## Instruction
In the forum reply below about keeping two copies of data in NVRAM, where would the "copy valid" markers be stored?

## Supplied passage
##############################

Reply by John Devereux February 7, 20082008-02-07
ssubbarayan <ssubba@gmail.com> writes:

> On Feb 6, 5:25&nbsp;pm, John Devereux <jdREM...@THISdevereux.me.uk> wrote:
[...]
>> >> This is equivalent to what I was planning. Although I don't think I >> need a checksum. I was going to have "valid" markers, separate from >> the data blocks. So it would go >> >> &nbsp; mark copy 1 invalid >> &nbsp; write new copy 1 >> &nbsp; mark copy 1 valid >> &nbsp; mark copy 2 invalid >> &nbsp; write new copy 2 >> &nbsp; mark copy 2 valid >> >> On power up both copy valid flags would be checked, and any "invalid" >> copy overwritten with the valid one. The "copy valid" markers would be >> stored on separate pages from the data (and each other), so hopefully >> will not get corrupted at the same time as the data they refer to. >> >> Only problem with this is it requires 4 pages to be written instead of >> one. Using a checksum to replace the separate flags could mean just >> two pages - perhaps that is better after all. >>
[...]
> Hi John, > I will continue using brackets while posting long links.
They have to be *angle* brackets, < >. But you are using google groups, which usually scrambles everything up anyway.
> By the way,I have a question regarding your implementation. > In your algorithm to make two copies of any data in nvram,what if > during updation to both the copies you encounter power brownout?Since > power brown outs are unpredictable,how are we going to guarentee > atleast one good copy exists with us? > The scenerio which I am referring to here would be the first time when > you are updating the data.During first updation,you wont be able to > ascertain whether the copy is good or bad. > Another question is at what point of time you would update the > validity flag for the data?
update(): a) mark copy 1 invalid b) write new copy 1 c) mark copy 1 valid [same again for copy 2] startup(): any copy marked invalid is replaced by the copy marked valid. The steps happen in strict order. Each previous step must complete successfully before the next is started. So the only way the valid flag can be set is if the data has been successfuly written, without interruption.
> On what basis you would come to know data is valid given that you dont > have a checksum?

##############################

## Data lines
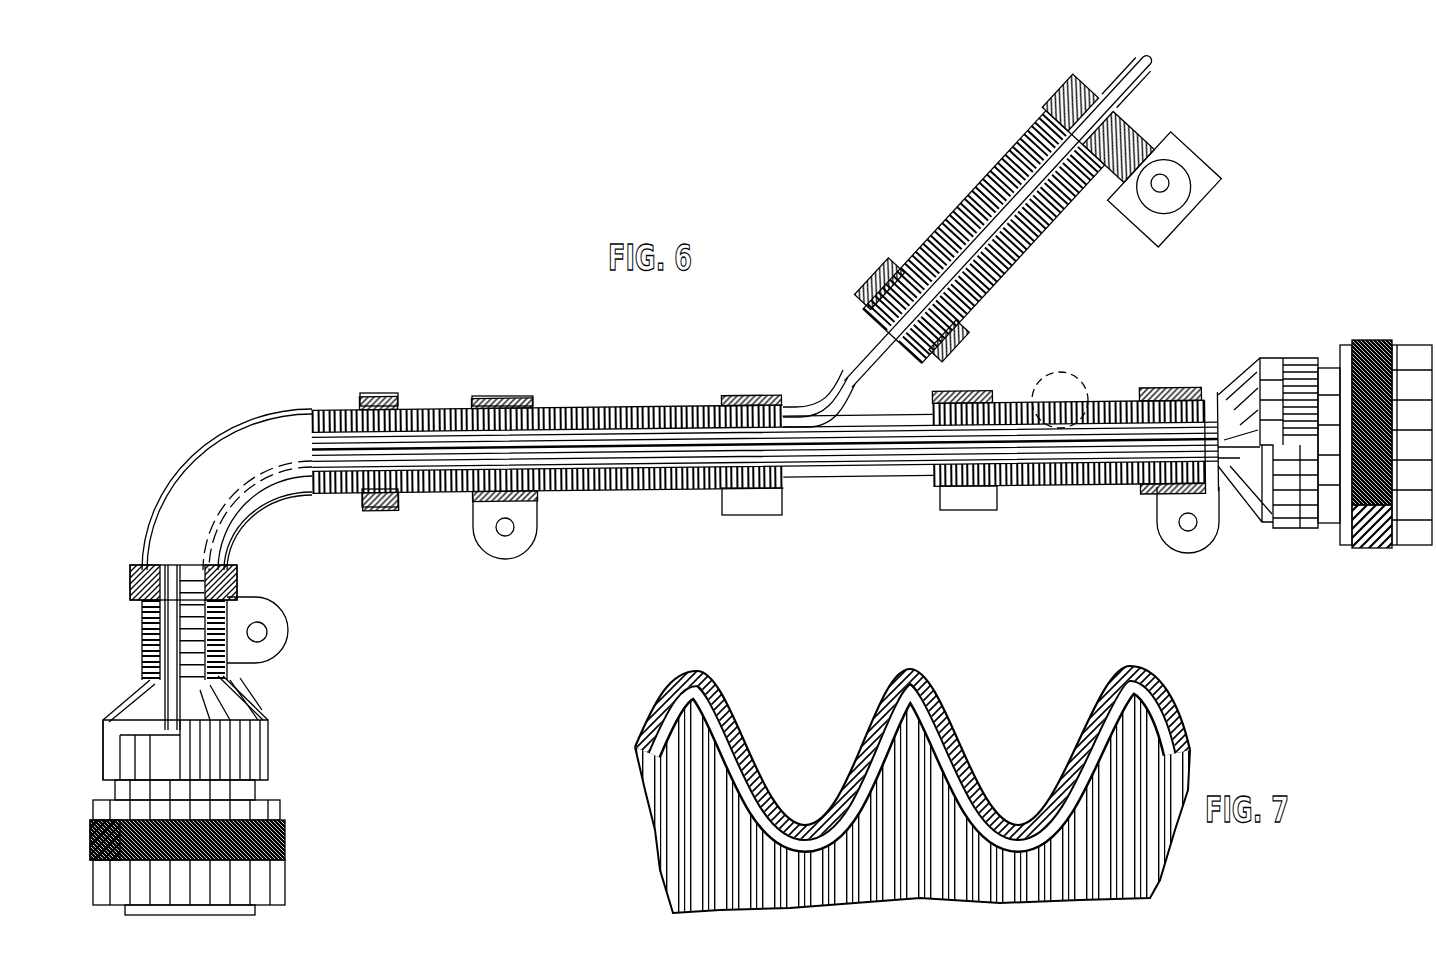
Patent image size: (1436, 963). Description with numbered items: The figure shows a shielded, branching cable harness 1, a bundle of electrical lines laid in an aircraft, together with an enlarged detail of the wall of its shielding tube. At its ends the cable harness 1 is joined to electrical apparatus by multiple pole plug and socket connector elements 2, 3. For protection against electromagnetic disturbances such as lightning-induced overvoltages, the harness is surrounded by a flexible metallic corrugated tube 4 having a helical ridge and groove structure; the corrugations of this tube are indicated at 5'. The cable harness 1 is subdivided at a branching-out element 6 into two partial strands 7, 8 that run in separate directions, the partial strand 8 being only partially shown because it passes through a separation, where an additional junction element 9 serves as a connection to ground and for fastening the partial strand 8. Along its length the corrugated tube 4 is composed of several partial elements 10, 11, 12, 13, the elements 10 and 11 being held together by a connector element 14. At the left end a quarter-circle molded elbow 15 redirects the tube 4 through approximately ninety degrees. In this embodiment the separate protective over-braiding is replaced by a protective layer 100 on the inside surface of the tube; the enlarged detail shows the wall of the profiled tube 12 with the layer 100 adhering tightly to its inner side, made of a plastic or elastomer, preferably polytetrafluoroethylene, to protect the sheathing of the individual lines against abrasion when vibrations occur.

##############################

## Correct answer
On separate pages from the data and from each other.